Excerpts from a figure dataset:
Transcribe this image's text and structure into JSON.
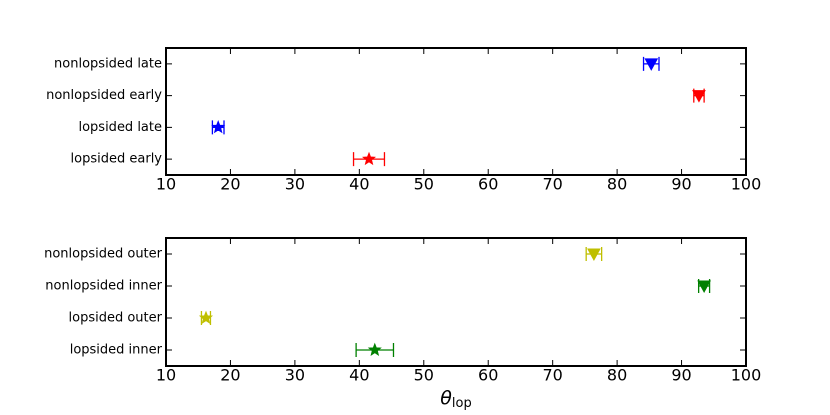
{
  "chart_data": [
    {
      "type": "errorbar",
      "categories": [
        "nonlopsided late",
        "nonlopsided early",
        "lopsided late",
        "lopsided early"
      ],
      "values": [
        85.3,
        92.7,
        18.1,
        41.5
      ],
      "errors": [
        1.2,
        0.8,
        0.9,
        2.4
      ],
      "colors": [
        "#0000ff",
        "#ff0000",
        "#0000ff",
        "#ff0000"
      ],
      "markers": [
        "triangle-down",
        "triangle-down",
        "star",
        "star"
      ],
      "xlim": [
        10,
        100
      ],
      "xticks": [
        10,
        20,
        30,
        40,
        50,
        60,
        70,
        80,
        90,
        100
      ]
    },
    {
      "type": "errorbar",
      "categories": [
        "nonlopsided outer",
        "nonlopsided inner",
        "lopsided outer",
        "lopsided inner"
      ],
      "values": [
        76.4,
        93.5,
        16.2,
        42.4
      ],
      "errors": [
        1.2,
        0.85,
        0.7,
        2.9
      ],
      "colors": [
        "#bfbf00",
        "#008000",
        "#bfbf00",
        "#008000"
      ],
      "markers": [
        "triangle-down",
        "triangle-down",
        "star",
        "star"
      ],
      "xlim": [
        10,
        100
      ],
      "xticks": [
        10,
        20,
        30,
        40,
        50,
        60,
        70,
        80,
        90,
        100
      ],
      "x_label": {
        "symbol": "θ",
        "subscript": "lop"
      }
    }
  ]
}
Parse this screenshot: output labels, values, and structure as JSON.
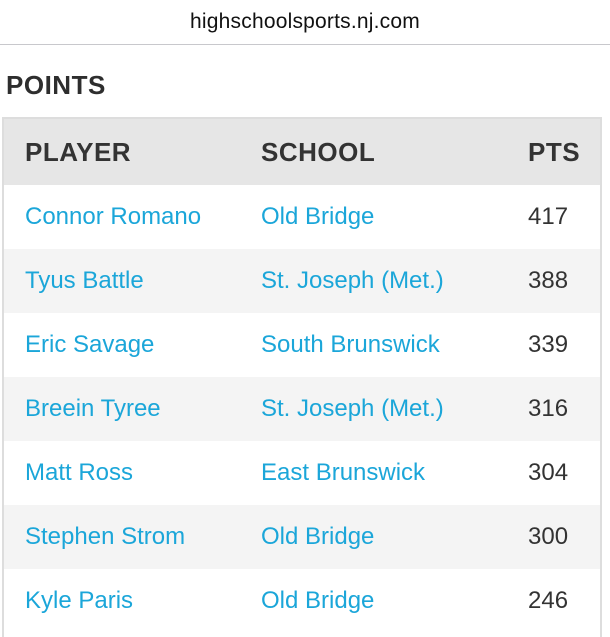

#### What to work on:
State the number of lines in this listing that contain the string "nonlopsided", and add nothing else.

#### Complete response:
4